• Directions for this task: Return a copy of every line in the records that includes the word "Total".

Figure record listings

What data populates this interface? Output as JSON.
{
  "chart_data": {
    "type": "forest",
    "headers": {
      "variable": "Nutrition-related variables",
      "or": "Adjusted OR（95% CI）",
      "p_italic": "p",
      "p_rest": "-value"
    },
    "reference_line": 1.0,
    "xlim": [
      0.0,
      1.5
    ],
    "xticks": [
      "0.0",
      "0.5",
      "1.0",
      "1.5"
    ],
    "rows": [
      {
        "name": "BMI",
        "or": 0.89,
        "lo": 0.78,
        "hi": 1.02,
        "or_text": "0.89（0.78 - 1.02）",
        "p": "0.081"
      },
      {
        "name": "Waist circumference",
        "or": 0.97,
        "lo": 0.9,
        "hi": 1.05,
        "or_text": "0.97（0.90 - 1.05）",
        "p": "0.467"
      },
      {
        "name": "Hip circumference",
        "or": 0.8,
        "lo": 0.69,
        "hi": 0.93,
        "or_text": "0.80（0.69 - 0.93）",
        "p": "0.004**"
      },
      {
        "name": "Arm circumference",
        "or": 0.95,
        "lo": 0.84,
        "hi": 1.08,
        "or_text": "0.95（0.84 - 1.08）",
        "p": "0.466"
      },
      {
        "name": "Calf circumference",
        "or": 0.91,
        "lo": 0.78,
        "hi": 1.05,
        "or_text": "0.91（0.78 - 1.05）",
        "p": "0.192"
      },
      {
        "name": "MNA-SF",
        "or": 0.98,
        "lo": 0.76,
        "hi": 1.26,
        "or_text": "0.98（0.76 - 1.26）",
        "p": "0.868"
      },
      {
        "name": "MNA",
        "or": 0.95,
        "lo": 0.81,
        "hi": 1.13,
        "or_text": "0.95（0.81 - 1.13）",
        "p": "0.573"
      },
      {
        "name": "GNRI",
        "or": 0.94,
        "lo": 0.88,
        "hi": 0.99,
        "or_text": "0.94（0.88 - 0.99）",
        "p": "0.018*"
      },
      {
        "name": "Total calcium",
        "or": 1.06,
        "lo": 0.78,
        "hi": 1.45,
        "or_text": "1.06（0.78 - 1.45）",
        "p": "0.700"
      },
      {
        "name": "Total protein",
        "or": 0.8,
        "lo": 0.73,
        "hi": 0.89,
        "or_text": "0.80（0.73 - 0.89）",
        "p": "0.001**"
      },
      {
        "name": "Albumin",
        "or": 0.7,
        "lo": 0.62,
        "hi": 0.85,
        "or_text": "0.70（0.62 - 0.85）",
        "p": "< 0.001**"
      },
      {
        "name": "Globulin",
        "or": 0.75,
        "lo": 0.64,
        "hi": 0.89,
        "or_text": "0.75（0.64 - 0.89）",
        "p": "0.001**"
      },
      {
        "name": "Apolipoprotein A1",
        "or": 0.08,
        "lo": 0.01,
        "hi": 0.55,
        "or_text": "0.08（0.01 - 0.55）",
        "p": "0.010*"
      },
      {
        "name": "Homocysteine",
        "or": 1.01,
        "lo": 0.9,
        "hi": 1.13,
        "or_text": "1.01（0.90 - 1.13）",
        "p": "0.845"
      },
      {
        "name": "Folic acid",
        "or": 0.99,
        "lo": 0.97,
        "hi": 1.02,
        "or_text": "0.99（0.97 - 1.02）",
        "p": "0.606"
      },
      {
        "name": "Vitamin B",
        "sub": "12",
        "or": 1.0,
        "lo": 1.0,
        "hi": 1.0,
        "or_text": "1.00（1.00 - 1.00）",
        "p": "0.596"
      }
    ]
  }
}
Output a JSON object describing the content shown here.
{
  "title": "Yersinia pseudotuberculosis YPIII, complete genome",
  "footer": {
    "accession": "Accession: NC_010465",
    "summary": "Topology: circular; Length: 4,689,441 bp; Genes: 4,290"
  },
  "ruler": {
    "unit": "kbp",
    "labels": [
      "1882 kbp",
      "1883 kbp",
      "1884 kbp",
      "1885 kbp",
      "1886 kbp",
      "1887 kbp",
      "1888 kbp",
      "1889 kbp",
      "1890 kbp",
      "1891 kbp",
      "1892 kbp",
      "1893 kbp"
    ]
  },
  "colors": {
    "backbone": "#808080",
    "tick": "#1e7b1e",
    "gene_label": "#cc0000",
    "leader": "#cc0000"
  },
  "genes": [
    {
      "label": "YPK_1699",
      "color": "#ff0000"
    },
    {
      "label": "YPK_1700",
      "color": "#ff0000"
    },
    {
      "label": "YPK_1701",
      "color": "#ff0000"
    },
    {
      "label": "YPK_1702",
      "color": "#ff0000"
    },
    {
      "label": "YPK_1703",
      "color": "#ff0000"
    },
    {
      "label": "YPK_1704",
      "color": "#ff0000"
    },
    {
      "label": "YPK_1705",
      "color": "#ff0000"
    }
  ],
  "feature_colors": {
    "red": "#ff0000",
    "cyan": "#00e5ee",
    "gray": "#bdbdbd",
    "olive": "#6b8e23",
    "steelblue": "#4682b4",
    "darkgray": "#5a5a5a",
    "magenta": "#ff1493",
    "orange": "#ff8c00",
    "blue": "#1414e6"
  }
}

• Answer section:
        "name": "Total calcium",
        "name": "Total protein",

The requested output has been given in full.